> STORED RECORDS:
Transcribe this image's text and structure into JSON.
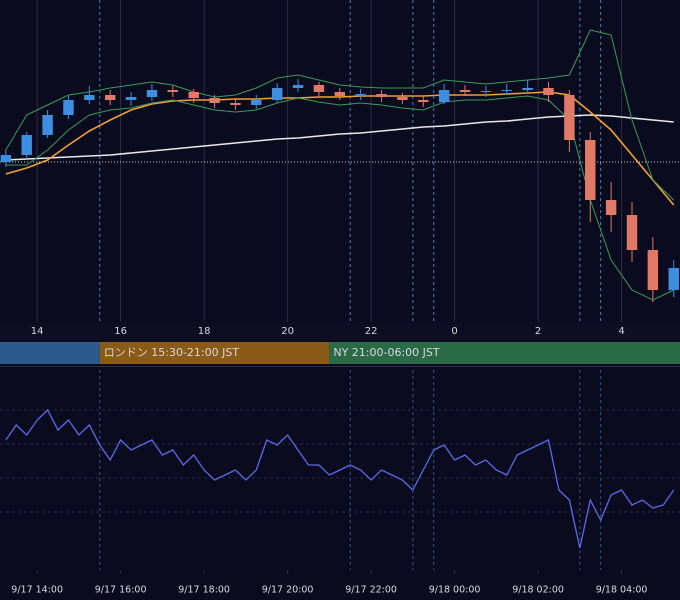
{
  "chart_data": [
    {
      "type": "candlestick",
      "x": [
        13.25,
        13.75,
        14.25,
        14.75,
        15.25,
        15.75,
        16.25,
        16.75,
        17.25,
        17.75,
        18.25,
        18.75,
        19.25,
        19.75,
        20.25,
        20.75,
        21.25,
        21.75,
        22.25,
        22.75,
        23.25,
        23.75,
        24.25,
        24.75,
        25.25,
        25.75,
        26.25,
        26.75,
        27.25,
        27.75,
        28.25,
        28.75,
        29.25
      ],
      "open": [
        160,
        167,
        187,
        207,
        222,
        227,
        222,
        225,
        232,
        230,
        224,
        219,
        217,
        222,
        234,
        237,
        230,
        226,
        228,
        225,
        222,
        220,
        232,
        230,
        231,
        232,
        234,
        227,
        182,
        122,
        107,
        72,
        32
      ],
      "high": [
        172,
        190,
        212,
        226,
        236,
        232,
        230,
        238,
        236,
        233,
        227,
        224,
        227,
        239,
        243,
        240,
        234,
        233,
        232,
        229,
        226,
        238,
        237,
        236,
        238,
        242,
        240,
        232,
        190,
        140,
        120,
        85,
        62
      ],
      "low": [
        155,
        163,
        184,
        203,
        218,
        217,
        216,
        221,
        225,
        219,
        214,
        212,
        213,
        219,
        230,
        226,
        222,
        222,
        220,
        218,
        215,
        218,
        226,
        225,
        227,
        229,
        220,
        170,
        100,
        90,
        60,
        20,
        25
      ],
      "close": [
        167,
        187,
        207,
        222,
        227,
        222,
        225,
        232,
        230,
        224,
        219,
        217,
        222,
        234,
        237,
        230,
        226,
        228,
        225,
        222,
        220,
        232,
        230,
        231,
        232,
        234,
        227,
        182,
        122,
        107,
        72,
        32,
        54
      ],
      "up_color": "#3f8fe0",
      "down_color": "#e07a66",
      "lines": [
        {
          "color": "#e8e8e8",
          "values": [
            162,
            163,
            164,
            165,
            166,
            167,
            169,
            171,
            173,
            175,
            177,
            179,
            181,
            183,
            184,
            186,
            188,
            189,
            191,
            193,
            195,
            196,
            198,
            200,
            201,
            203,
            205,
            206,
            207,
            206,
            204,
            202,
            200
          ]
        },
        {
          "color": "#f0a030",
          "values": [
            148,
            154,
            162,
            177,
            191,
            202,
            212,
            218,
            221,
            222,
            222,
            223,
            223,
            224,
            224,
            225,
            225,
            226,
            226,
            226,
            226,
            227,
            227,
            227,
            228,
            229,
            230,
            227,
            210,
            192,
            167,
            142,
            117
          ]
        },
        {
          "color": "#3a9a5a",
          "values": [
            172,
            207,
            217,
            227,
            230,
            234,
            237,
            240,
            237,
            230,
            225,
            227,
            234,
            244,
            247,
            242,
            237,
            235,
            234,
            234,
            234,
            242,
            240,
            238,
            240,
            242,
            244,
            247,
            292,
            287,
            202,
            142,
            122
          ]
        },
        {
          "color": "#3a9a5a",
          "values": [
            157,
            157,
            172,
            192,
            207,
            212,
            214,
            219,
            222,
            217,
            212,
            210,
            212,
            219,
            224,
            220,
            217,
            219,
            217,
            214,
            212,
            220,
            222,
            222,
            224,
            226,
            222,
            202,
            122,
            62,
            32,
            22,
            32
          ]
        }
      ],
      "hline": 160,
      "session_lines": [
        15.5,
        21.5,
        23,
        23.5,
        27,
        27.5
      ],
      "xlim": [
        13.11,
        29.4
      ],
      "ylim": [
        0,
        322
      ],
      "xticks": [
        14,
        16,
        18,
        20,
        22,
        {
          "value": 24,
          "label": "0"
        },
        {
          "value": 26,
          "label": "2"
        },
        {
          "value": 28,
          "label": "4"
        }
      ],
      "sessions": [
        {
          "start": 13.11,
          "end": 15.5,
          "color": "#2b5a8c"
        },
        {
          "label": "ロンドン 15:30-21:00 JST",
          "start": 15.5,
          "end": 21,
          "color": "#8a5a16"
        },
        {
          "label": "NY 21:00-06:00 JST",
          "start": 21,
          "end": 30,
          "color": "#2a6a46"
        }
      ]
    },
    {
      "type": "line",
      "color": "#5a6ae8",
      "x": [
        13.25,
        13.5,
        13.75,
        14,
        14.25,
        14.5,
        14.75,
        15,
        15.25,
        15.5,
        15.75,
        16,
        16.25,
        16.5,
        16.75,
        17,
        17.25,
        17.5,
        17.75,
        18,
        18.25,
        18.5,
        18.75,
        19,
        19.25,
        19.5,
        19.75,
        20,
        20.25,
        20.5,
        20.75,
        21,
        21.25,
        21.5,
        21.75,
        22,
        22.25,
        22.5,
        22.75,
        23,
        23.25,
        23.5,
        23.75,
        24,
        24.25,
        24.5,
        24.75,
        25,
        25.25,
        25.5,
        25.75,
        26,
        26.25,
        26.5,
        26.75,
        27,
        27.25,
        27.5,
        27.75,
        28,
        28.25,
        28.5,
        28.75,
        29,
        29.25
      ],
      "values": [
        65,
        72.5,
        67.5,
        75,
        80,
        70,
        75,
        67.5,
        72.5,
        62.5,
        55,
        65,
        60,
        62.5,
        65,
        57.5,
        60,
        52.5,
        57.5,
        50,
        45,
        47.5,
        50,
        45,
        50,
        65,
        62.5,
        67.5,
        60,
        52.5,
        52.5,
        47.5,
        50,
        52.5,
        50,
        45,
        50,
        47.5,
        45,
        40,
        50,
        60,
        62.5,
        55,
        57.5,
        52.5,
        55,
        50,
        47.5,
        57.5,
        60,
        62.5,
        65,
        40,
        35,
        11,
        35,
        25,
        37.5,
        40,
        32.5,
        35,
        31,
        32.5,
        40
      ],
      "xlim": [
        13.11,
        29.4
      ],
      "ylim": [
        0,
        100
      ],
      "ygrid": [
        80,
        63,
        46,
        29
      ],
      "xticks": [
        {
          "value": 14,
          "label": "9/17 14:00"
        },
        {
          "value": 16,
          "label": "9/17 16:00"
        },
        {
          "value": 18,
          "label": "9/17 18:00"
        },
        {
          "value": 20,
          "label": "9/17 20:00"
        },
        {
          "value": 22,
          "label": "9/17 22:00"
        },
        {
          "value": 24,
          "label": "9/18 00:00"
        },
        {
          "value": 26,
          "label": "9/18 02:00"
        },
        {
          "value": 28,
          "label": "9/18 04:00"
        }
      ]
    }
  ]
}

> YOUR OBJECTIVE:
Give all the entries again exactly, dropping each picture.

> ANSWER TO THE TASK:
Transcribe this image's text and structure into JSON.
{
  "chart_data": [
    {
      "type": "candlestick",
      "x": [
        13.25,
        13.75,
        14.25,
        14.75,
        15.25,
        15.75,
        16.25,
        16.75,
        17.25,
        17.75,
        18.25,
        18.75,
        19.25,
        19.75,
        20.25,
        20.75,
        21.25,
        21.75,
        22.25,
        22.75,
        23.25,
        23.75,
        24.25,
        24.75,
        25.25,
        25.75,
        26.25,
        26.75,
        27.25,
        27.75,
        28.25,
        28.75,
        29.25
      ],
      "open": [
        160,
        167,
        187,
        207,
        222,
        227,
        222,
        225,
        232,
        230,
        224,
        219,
        217,
        222,
        234,
        237,
        230,
        226,
        228,
        225,
        222,
        220,
        232,
        230,
        231,
        232,
        234,
        227,
        182,
        122,
        107,
        72,
        32
      ],
      "high": [
        172,
        190,
        212,
        226,
        236,
        232,
        230,
        238,
        236,
        233,
        227,
        224,
        227,
        239,
        243,
        240,
        234,
        233,
        232,
        229,
        226,
        238,
        237,
        236,
        238,
        242,
        240,
        232,
        190,
        140,
        120,
        85,
        62
      ],
      "low": [
        155,
        163,
        184,
        203,
        218,
        217,
        216,
        221,
        225,
        219,
        214,
        212,
        213,
        219,
        230,
        226,
        222,
        222,
        220,
        218,
        215,
        218,
        226,
        225,
        227,
        229,
        220,
        170,
        100,
        90,
        60,
        20,
        25
      ],
      "close": [
        167,
        187,
        207,
        222,
        227,
        222,
        225,
        232,
        230,
        224,
        219,
        217,
        222,
        234,
        237,
        230,
        226,
        228,
        225,
        222,
        220,
        232,
        230,
        231,
        232,
        234,
        227,
        182,
        122,
        107,
        72,
        32,
        54
      ],
      "up_color": "#3f8fe0",
      "down_color": "#e07a66",
      "lines": [
        {
          "color": "#e8e8e8",
          "values": [
            162,
            163,
            164,
            165,
            166,
            167,
            169,
            171,
            173,
            175,
            177,
            179,
            181,
            183,
            184,
            186,
            188,
            189,
            191,
            193,
            195,
            196,
            198,
            200,
            201,
            203,
            205,
            206,
            207,
            206,
            204,
            202,
            200
          ]
        },
        {
          "color": "#f0a030",
          "values": [
            148,
            154,
            162,
            177,
            191,
            202,
            212,
            218,
            221,
            222,
            222,
            223,
            223,
            224,
            224,
            225,
            225,
            226,
            226,
            226,
            226,
            227,
            227,
            227,
            228,
            229,
            230,
            227,
            210,
            192,
            167,
            142,
            117
          ]
        },
        {
          "color": "#3a9a5a",
          "values": [
            172,
            207,
            217,
            227,
            230,
            234,
            237,
            240,
            237,
            230,
            225,
            227,
            234,
            244,
            247,
            242,
            237,
            235,
            234,
            234,
            234,
            242,
            240,
            238,
            240,
            242,
            244,
            247,
            292,
            287,
            202,
            142,
            122
          ]
        },
        {
          "color": "#3a9a5a",
          "values": [
            157,
            157,
            172,
            192,
            207,
            212,
            214,
            219,
            222,
            217,
            212,
            210,
            212,
            219,
            224,
            220,
            217,
            219,
            217,
            214,
            212,
            220,
            222,
            222,
            224,
            226,
            222,
            202,
            122,
            62,
            32,
            22,
            32
          ]
        }
      ],
      "hline": 160,
      "session_lines": [
        15.5,
        21.5,
        23,
        23.5,
        27,
        27.5
      ],
      "xlim": [
        13.11,
        29.4
      ],
      "ylim": [
        0,
        322
      ],
      "xticks": [
        14,
        16,
        18,
        20,
        22,
        {
          "value": 24,
          "label": "0"
        },
        {
          "value": 26,
          "label": "2"
        },
        {
          "value": 28,
          "label": "4"
        }
      ],
      "sessions": [
        {
          "start": 13.11,
          "end": 15.5,
          "color": "#2b5a8c"
        },
        {
          "label": "ロンドン 15:30-21:00 JST",
          "start": 15.5,
          "end": 21,
          "color": "#8a5a16"
        },
        {
          "label": "NY 21:00-06:00 JST",
          "start": 21,
          "end": 30,
          "color": "#2a6a46"
        }
      ]
    },
    {
      "type": "line",
      "color": "#5a6ae8",
      "x": [
        13.25,
        13.5,
        13.75,
        14,
        14.25,
        14.5,
        14.75,
        15,
        15.25,
        15.5,
        15.75,
        16,
        16.25,
        16.5,
        16.75,
        17,
        17.25,
        17.5,
        17.75,
        18,
        18.25,
        18.5,
        18.75,
        19,
        19.25,
        19.5,
        19.75,
        20,
        20.25,
        20.5,
        20.75,
        21,
        21.25,
        21.5,
        21.75,
        22,
        22.25,
        22.5,
        22.75,
        23,
        23.25,
        23.5,
        23.75,
        24,
        24.25,
        24.5,
        24.75,
        25,
        25.25,
        25.5,
        25.75,
        26,
        26.25,
        26.5,
        26.75,
        27,
        27.25,
        27.5,
        27.75,
        28,
        28.25,
        28.5,
        28.75,
        29,
        29.25
      ],
      "values": [
        65,
        72.5,
        67.5,
        75,
        80,
        70,
        75,
        67.5,
        72.5,
        62.5,
        55,
        65,
        60,
        62.5,
        65,
        57.5,
        60,
        52.5,
        57.5,
        50,
        45,
        47.5,
        50,
        45,
        50,
        65,
        62.5,
        67.5,
        60,
        52.5,
        52.5,
        47.5,
        50,
        52.5,
        50,
        45,
        50,
        47.5,
        45,
        40,
        50,
        60,
        62.5,
        55,
        57.5,
        52.5,
        55,
        50,
        47.5,
        57.5,
        60,
        62.5,
        65,
        40,
        35,
        11,
        35,
        25,
        37.5,
        40,
        32.5,
        35,
        31,
        32.5,
        40
      ],
      "xlim": [
        13.11,
        29.4
      ],
      "ylim": [
        0,
        100
      ],
      "ygrid": [
        80,
        63,
        46,
        29
      ],
      "xticks": [
        {
          "value": 14,
          "label": "9/17 14:00"
        },
        {
          "value": 16,
          "label": "9/17 16:00"
        },
        {
          "value": 18,
          "label": "9/17 18:00"
        },
        {
          "value": 20,
          "label": "9/17 20:00"
        },
        {
          "value": 22,
          "label": "9/17 22:00"
        },
        {
          "value": 24,
          "label": "9/18 00:00"
        },
        {
          "value": 26,
          "label": "9/18 02:00"
        },
        {
          "value": 28,
          "label": "9/18 04:00"
        }
      ]
    }
  ]
}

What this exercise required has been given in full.